** Text excerpt follows **

President, British Society for Haematology

Sickle cell disorder mainly affects people from African and Caribbean backgrounds. It’s an inherited blood condition that can shorten life and lead to severe unpredictable bone pain which blights many individuals’ lives.


How would you feel if from a young age, you knew what you were likely to die from? If you had witnessed friends or relatives die young from the same illness? If your life and routine were frequently punctuated by episodes of severe pain? Angry? Frightened? Depressed? Desperate? Probably a combination of all of these. How about if the services the NHS offered you were patchily distributed, under-resourced and in some cases, frankly inadequate?

Sadly, this is the case for many patients in the UK with sickle cell disease.

A disease affecting any bodily system

Very strong painkillers can be required when someone is suffering what’s known as a sickle cell crisis. In addition to the pain, sickle cell disease can affect almost every organ in the body, from strokes in childhood to kidney, lung and liver failure in later life.

It is the most common inherited blood disorder – more prevalent than cystic fibrosis. Around 15,000 people have it in the UK. But the funding for sickle cell, which mainly affect Black people, is dwarfed by the amount spent on other inherited diseases affecting Caucasian populations.

** End of Text excerpt **

Assignment: Please rewrite the stretch of the sickle cell text from "How would you" through "in later life.", swapping "painkillers" for "pain medication". The rows that come next are drawn from a separate source.

** Data shown follows **

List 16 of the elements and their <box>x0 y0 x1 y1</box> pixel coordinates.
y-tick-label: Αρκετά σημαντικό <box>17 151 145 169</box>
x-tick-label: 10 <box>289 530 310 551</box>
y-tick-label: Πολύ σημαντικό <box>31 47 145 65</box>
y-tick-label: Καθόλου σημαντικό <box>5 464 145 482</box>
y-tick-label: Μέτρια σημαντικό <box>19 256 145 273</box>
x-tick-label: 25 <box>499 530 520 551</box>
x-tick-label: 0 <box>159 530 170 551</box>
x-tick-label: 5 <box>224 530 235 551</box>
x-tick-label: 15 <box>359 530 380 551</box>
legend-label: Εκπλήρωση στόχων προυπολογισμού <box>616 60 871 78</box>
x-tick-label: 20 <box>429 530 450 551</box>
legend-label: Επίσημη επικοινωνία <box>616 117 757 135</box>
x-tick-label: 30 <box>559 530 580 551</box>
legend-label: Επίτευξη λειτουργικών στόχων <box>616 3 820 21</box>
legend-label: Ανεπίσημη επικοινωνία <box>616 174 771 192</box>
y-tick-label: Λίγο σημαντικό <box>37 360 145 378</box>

** End of Data shown **

Solution to this task:
How would you feel if from a young age, you knew what you were likely to die from? If you had witnessed friends or relatives die young from the same illness? If your life and routine were frequently punctuated by episodes of severe pain? Angry? Frightened? Depressed? Desperate? Probably a combination of all of these. How about if the services the NHS offered you were patchily distributed, under-resourced and in some cases, frankly inadequate?

Sadly, this is the case for many patients in the UK with sickle cell disease.

A disease affecting any bodily system

Very strong pain medication can be required when someone is suffering what’s known as a sickle cell crisis. In addition to the pain, sickle cell disease can affect almost every organ in the body, from strokes in childhood to kidney, lung and liver failure in later life.